# [Task to carry out]
Collect every line below that contains the word "ISSN".

# [Records supplied]

- - - - - - -

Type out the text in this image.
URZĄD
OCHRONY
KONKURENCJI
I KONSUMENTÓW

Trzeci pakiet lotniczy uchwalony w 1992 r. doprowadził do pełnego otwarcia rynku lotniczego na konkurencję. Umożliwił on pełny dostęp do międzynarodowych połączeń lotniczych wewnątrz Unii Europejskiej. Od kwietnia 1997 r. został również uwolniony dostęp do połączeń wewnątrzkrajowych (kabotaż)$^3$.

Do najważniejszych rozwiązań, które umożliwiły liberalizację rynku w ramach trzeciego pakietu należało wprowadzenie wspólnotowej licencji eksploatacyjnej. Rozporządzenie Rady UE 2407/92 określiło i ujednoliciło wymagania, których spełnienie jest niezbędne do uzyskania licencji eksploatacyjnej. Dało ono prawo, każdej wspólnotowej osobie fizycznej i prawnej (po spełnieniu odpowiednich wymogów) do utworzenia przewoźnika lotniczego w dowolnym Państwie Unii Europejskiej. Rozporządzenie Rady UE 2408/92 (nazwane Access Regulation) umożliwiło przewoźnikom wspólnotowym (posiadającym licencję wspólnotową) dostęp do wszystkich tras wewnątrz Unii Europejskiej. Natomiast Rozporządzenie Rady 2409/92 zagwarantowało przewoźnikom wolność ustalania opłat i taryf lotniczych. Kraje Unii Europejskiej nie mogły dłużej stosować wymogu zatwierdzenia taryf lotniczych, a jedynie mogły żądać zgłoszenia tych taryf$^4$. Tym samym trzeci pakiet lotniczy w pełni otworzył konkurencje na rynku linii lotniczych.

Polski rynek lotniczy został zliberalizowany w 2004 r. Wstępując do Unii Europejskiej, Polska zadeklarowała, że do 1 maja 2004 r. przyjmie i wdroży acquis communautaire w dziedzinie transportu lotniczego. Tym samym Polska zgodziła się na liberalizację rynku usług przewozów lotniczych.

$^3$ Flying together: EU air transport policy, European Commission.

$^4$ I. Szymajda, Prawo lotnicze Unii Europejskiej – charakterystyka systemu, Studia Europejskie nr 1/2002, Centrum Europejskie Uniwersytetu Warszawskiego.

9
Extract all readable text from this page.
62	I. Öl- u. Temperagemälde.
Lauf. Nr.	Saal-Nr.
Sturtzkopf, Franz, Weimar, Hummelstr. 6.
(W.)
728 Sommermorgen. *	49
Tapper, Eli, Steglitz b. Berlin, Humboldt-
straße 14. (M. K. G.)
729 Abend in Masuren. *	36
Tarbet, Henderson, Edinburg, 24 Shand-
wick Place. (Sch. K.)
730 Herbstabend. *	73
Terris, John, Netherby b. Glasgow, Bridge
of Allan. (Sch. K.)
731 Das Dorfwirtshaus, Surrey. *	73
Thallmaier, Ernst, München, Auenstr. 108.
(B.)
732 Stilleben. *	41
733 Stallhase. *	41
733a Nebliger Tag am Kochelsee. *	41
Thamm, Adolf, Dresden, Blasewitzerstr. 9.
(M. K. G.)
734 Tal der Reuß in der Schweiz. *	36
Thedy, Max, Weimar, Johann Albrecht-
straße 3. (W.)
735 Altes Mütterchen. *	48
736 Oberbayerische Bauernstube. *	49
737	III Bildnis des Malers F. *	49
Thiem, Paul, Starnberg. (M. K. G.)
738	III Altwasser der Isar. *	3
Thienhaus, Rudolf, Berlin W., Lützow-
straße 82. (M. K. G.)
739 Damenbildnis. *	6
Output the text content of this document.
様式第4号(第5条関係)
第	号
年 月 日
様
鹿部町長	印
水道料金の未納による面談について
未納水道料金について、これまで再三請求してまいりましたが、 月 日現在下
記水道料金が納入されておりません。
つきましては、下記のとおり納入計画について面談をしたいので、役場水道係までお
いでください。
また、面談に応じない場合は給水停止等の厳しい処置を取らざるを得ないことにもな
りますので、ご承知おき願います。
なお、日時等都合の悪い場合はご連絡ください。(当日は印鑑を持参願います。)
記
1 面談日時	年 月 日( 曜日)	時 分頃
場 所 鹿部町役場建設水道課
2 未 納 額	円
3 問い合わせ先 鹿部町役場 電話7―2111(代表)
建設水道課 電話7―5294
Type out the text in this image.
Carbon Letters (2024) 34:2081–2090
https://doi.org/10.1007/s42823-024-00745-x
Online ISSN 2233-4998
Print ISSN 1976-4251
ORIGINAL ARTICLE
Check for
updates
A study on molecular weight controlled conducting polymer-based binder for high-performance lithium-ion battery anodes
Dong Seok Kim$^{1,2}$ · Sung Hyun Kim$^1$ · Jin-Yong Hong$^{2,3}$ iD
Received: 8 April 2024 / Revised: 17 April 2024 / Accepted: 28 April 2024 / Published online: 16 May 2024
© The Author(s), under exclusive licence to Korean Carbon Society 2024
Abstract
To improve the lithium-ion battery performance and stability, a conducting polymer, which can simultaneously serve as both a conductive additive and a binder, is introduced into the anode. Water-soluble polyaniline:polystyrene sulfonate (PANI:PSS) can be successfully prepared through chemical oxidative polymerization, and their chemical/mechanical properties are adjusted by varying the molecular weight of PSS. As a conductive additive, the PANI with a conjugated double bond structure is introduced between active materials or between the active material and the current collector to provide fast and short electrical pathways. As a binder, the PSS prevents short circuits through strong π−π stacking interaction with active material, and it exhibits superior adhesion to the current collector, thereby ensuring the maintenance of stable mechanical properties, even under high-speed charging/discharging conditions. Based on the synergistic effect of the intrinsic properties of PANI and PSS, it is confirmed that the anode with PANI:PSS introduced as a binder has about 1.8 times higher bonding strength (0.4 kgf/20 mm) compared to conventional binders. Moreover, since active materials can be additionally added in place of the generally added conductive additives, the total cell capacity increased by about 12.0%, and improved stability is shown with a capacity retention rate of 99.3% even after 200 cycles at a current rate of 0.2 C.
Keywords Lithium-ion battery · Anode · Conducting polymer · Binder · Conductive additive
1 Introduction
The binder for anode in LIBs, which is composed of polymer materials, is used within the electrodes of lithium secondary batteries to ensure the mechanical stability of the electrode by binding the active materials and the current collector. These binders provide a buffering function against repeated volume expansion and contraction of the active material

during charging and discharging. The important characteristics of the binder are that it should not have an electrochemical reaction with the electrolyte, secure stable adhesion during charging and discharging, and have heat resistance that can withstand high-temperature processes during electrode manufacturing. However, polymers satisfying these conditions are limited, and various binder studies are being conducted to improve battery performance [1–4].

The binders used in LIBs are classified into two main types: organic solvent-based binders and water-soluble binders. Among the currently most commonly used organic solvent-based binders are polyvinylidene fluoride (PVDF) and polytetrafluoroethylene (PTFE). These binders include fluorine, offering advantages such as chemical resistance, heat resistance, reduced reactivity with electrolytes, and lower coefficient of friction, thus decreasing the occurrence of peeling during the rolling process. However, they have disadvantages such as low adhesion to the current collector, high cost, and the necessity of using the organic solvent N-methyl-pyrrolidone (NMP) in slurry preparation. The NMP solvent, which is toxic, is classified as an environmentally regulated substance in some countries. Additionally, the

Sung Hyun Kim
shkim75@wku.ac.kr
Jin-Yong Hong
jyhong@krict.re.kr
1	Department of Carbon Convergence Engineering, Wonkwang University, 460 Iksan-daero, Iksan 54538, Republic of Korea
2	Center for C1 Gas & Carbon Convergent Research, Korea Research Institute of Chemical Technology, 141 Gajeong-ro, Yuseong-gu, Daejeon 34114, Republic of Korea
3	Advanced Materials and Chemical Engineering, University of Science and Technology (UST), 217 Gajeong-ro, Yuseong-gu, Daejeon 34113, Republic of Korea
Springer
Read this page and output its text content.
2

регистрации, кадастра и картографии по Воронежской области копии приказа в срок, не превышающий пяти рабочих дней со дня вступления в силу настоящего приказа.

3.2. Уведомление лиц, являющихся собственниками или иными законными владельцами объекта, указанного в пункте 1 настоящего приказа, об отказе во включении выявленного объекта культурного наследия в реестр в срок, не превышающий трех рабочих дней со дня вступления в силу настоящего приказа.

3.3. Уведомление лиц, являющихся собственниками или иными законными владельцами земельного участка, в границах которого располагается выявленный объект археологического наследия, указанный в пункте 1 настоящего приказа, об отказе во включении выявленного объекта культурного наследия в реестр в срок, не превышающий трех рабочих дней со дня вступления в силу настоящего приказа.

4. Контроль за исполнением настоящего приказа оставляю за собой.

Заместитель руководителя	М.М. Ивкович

- - - - - - -

# [Solution below]
Online ISSN 2233-4998
Print ISSN 1976-4251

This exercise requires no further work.